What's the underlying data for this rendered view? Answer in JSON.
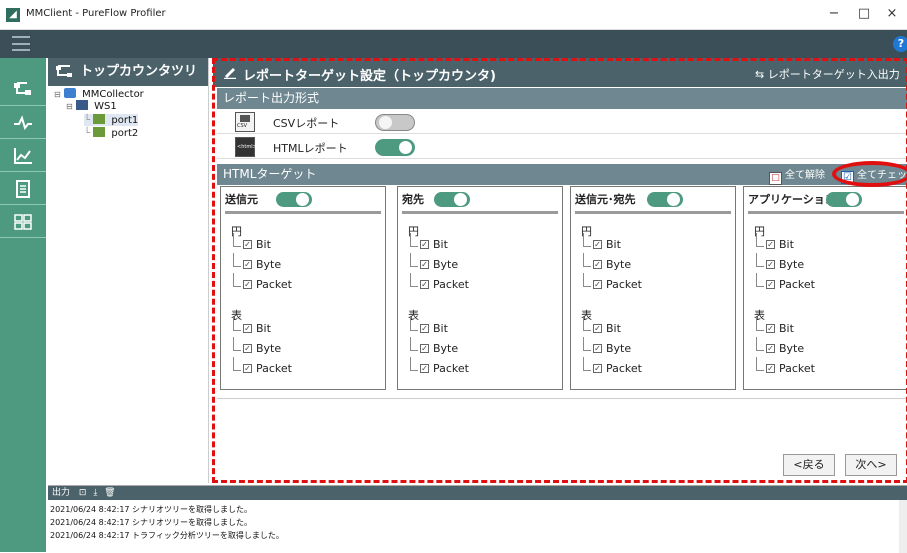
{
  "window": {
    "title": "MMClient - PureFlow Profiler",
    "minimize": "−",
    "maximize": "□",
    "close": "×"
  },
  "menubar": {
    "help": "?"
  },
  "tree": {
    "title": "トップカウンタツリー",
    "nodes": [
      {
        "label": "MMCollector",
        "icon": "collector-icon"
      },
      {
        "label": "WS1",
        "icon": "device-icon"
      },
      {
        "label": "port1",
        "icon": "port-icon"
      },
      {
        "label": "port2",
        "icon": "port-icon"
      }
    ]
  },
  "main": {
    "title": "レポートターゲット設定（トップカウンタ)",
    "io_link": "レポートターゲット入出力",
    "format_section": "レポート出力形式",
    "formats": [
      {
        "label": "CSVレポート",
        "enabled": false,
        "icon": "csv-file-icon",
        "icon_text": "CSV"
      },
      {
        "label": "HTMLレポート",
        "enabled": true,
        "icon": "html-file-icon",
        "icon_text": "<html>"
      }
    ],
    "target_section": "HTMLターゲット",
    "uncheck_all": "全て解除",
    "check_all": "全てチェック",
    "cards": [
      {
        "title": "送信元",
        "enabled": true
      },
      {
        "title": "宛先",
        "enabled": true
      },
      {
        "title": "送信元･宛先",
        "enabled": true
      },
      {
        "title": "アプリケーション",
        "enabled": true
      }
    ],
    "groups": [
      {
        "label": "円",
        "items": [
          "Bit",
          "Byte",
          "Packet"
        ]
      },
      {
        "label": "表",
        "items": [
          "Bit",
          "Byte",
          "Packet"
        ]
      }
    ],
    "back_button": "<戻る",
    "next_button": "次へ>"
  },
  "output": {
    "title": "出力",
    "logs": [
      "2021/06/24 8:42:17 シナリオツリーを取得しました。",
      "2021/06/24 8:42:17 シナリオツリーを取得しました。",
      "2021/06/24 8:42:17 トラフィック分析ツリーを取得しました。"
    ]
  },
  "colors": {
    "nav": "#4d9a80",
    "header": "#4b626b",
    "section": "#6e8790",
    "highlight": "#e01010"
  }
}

* **Task to complete**
In the entries above, find each line with the word "title" and show it.

* **Finished exercise**
    "title": "MMClient - PureFlow Profiler",
    "title": "トップカウンタツリー",
    "title": "レポートターゲット設定（トップカウンタ)",
        "title": "送信元",
        "title": "宛先",
        "title": "送信元･宛先",
        "title": "アプリケーション",
    "title": "出力",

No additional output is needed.